→ Task objective
Filter the entries and keep only the lines where the string "Free" appears.
★ ★ ★ ★ ★ ★ ★
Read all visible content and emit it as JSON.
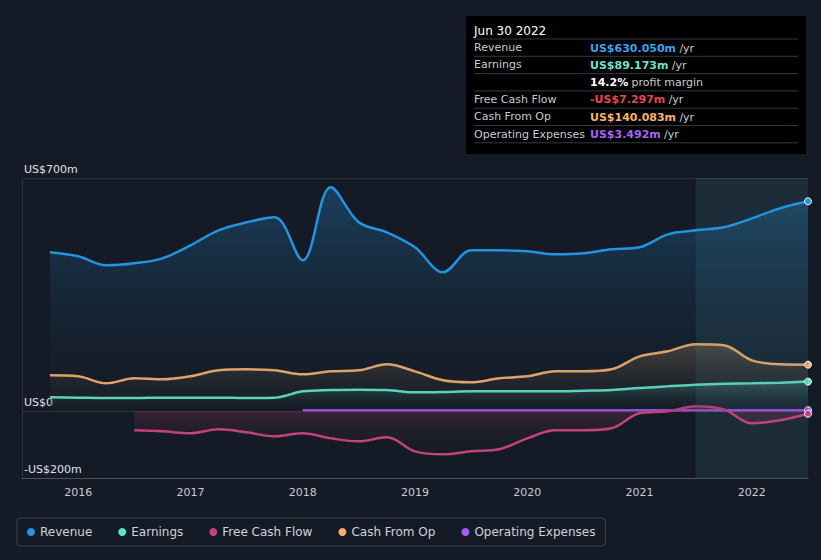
{
  "chart_data": {
    "type": "line",
    "x": [
      2015.75,
      2016,
      2016.25,
      2016.5,
      2016.75,
      2017,
      2017.25,
      2017.5,
      2017.75,
      2018,
      2018.25,
      2018.5,
      2018.75,
      2019,
      2019.25,
      2019.5,
      2019.75,
      2020,
      2020.25,
      2020.5,
      2020.75,
      2021,
      2021.25,
      2021.5,
      2021.75,
      2022,
      2022.25,
      2022.5
    ],
    "xlim": [
      2015.5,
      2022.5
    ],
    "xticks": [
      2016,
      2017,
      2018,
      2019,
      2020,
      2021,
      2022
    ],
    "ylim": [
      -200,
      700
    ],
    "yticks": [
      {
        "value": -200,
        "label": "-US$200m"
      },
      {
        "value": 0,
        "label": "US$0"
      },
      {
        "value": 700,
        "label": "US$700m"
      }
    ],
    "grid": true,
    "legend": "bottom",
    "highlight_range": [
      2021.5,
      2022.5
    ],
    "series": [
      {
        "name": "Revenue",
        "color": "#2394df",
        "values": [
          477,
          465,
          438,
          444,
          459,
          498,
          543,
          567,
          582,
          453,
          672,
          567,
          537,
          492,
          417,
          483,
          483,
          480,
          471,
          474,
          486,
          492,
          531,
          543,
          552,
          579,
          609,
          630.05
        ]
      },
      {
        "name": "Earnings",
        "color": "#5fe0c8",
        "values": [
          42,
          41,
          40,
          40,
          41,
          41,
          41,
          40,
          41,
          60,
          64,
          65,
          64,
          57,
          58,
          60,
          60,
          60,
          60,
          62,
          64,
          70,
          75,
          80,
          83,
          84,
          86,
          89.173
        ]
      },
      {
        "name": "Free Cash Flow",
        "color": "#c2437a",
        "values": [
          null,
          null,
          null,
          -57,
          -60,
          -66,
          -54,
          -63,
          -75,
          -66,
          -81,
          -90,
          -78,
          -120,
          -129,
          -120,
          -114,
          -81,
          -57,
          -57,
          -51,
          -6,
          0,
          15,
          6,
          -36,
          -27,
          -7.297
        ]
      },
      {
        "name": "Cash From Op",
        "color": "#f2b06b",
        "values": [
          108,
          105,
          84,
          99,
          96,
          105,
          123,
          126,
          123,
          111,
          120,
          123,
          141,
          120,
          93,
          87,
          99,
          105,
          120,
          120,
          126,
          165,
          180,
          201,
          198,
          153,
          141,
          140.083
        ]
      },
      {
        "name": "Operating Expenses",
        "color": "#a35ef0",
        "values": [
          null,
          null,
          null,
          null,
          null,
          null,
          null,
          null,
          null,
          3,
          3,
          3,
          3,
          3,
          3,
          3,
          3,
          3,
          3,
          3,
          3,
          3,
          3,
          3,
          3,
          3.5,
          3.5,
          3.492
        ]
      }
    ],
    "info_panel": {
      "title": "Jun 30 2022",
      "rows": [
        {
          "label": "Revenue",
          "value": "US$630.050m",
          "unit": "/yr",
          "color": "#3aa3ef"
        },
        {
          "label": "Earnings",
          "value": "US$89.173m",
          "unit": "/yr",
          "color": "#6fe3cc"
        },
        {
          "note_value": "14.2%",
          "note": "profit margin"
        },
        {
          "label": "Free Cash Flow",
          "value": "-US$7.297m",
          "unit": "/yr",
          "color": "#e5484d"
        },
        {
          "label": "Cash From Op",
          "value": "US$140.083m",
          "unit": "/yr",
          "color": "#f5b26b"
        },
        {
          "label": "Operating Expenses",
          "value": "US$3.492m",
          "unit": "/yr",
          "color": "#a566f5"
        }
      ]
    }
  }
}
★ ★ ★ ★ ★ ★ ★
→ Output of the exercise
        "name": "Free Cash Flow",
          "label": "Free Cash Flow",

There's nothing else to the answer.